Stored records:

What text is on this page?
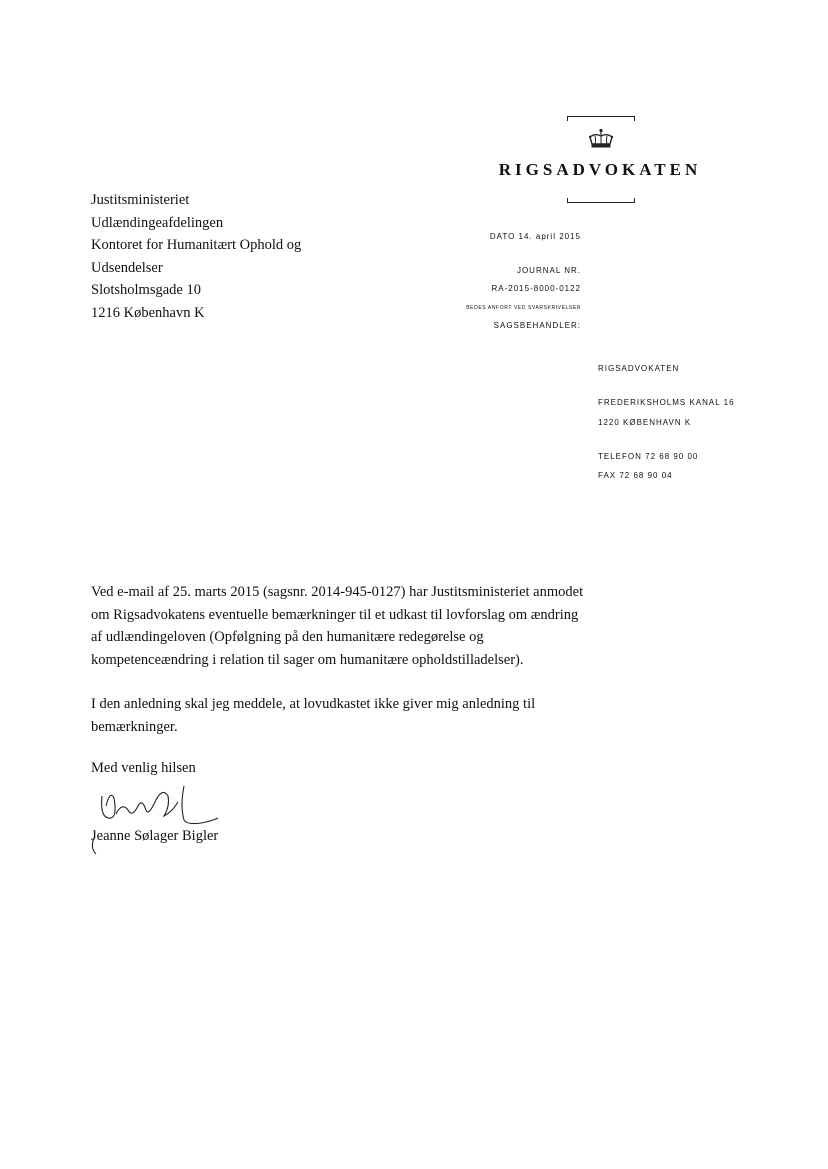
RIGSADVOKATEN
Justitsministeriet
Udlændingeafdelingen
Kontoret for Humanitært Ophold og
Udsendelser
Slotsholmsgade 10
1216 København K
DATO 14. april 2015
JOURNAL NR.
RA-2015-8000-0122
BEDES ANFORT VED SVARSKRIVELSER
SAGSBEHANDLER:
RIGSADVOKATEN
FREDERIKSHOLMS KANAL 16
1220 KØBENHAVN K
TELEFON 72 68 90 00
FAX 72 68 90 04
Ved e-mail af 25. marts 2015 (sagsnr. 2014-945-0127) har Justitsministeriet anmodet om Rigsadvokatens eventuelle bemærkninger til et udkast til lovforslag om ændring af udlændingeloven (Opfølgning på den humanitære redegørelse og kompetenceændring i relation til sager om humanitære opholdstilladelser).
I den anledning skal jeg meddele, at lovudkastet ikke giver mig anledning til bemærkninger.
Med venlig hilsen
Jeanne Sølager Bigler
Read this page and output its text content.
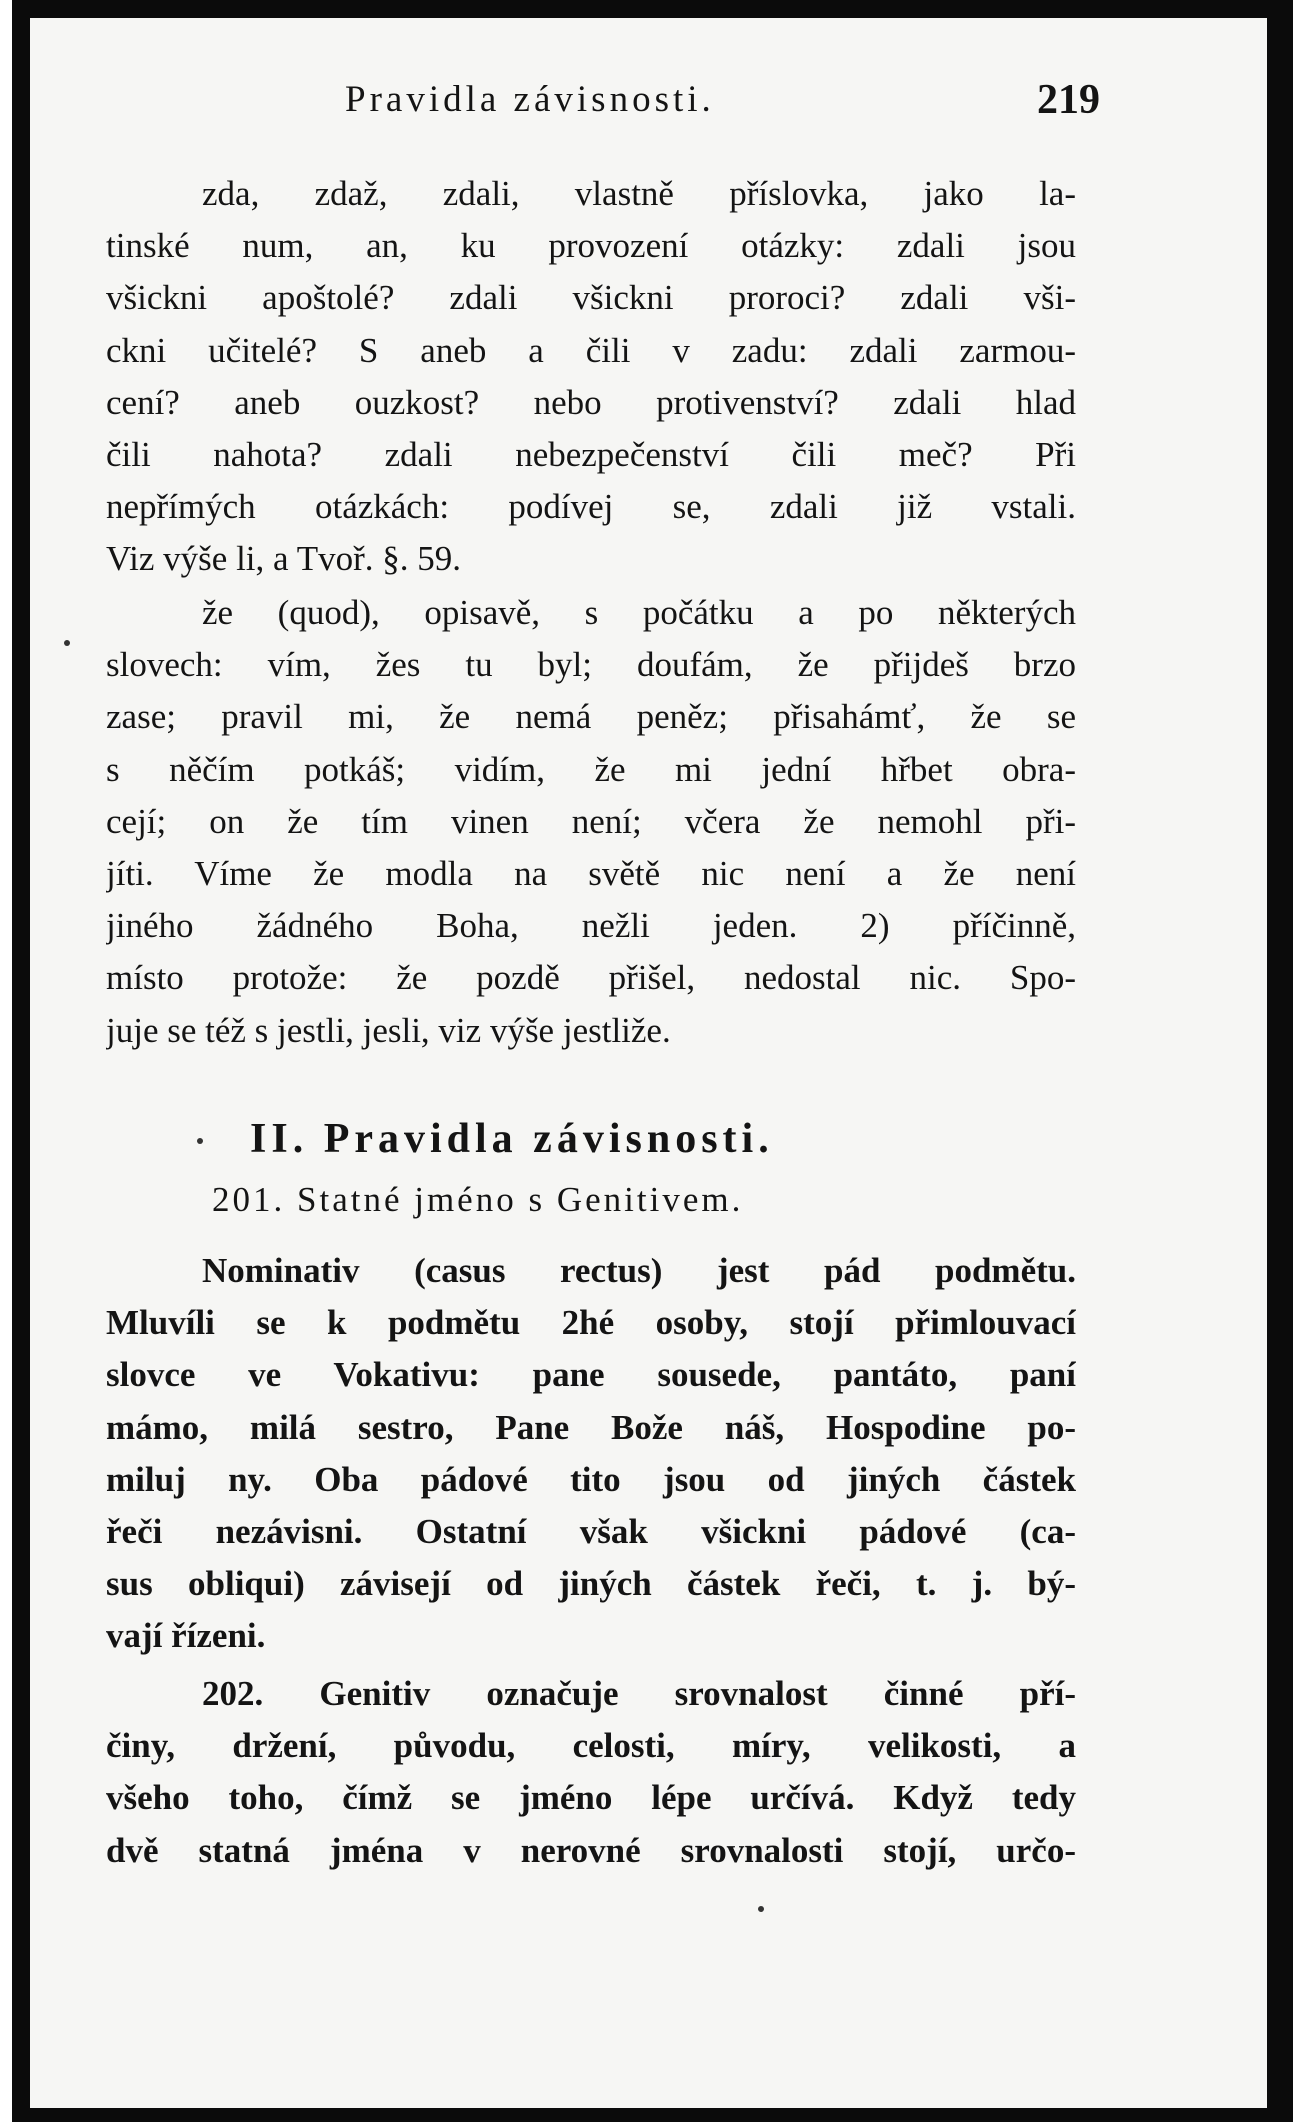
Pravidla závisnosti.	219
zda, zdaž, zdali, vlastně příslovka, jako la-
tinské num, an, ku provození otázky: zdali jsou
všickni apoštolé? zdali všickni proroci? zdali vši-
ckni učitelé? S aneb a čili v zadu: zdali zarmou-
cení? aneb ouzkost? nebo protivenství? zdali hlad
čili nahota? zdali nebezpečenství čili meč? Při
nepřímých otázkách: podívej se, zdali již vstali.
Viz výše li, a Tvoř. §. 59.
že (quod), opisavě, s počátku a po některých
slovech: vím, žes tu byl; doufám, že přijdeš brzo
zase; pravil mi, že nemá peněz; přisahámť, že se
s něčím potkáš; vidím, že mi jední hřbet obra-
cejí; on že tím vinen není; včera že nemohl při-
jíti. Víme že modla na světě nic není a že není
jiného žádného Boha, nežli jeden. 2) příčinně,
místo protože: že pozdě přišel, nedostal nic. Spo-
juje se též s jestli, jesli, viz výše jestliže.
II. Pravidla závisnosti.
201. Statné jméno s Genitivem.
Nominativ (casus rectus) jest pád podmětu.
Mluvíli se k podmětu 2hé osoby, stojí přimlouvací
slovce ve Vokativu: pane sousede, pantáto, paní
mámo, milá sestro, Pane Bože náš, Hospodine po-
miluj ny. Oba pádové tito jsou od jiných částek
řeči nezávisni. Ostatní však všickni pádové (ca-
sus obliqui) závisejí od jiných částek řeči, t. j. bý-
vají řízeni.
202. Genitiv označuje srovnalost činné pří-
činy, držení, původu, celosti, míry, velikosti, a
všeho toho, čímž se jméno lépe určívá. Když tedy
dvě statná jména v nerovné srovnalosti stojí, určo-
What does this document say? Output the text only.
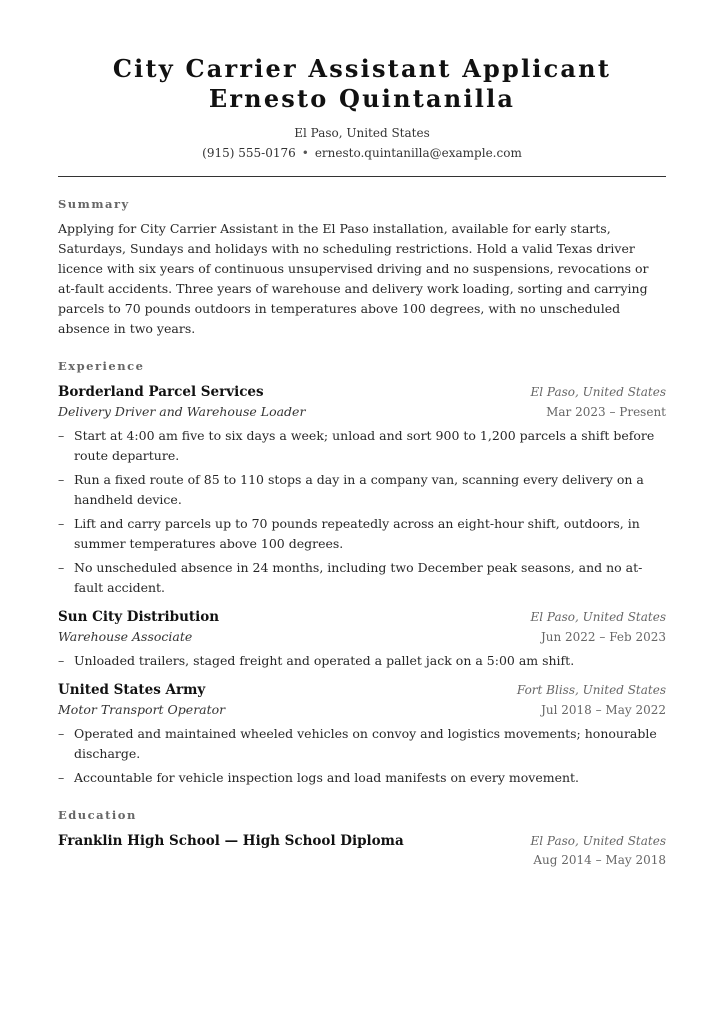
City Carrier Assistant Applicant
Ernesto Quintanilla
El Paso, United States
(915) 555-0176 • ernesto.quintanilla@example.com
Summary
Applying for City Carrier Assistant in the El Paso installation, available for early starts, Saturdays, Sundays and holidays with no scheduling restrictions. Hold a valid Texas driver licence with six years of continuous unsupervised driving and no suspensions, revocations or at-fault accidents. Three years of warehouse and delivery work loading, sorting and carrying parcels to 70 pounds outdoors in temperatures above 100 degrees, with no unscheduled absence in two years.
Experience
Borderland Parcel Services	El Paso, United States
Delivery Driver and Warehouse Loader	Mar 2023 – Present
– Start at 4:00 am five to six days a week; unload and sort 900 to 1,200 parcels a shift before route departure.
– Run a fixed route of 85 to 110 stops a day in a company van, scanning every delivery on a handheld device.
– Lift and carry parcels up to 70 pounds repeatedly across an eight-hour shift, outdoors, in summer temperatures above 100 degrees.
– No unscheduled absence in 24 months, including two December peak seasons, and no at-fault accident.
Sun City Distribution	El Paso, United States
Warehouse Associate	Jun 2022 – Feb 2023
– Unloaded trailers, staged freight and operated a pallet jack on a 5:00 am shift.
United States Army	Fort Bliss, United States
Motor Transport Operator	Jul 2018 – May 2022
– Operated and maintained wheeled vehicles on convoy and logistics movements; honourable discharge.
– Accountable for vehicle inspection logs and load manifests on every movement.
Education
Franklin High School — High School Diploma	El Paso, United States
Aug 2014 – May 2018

• _TASK DETAILS_:
Return solely the number of lines in the data that include the word "Paso".

• _ANSWER TO THE TASK_:
5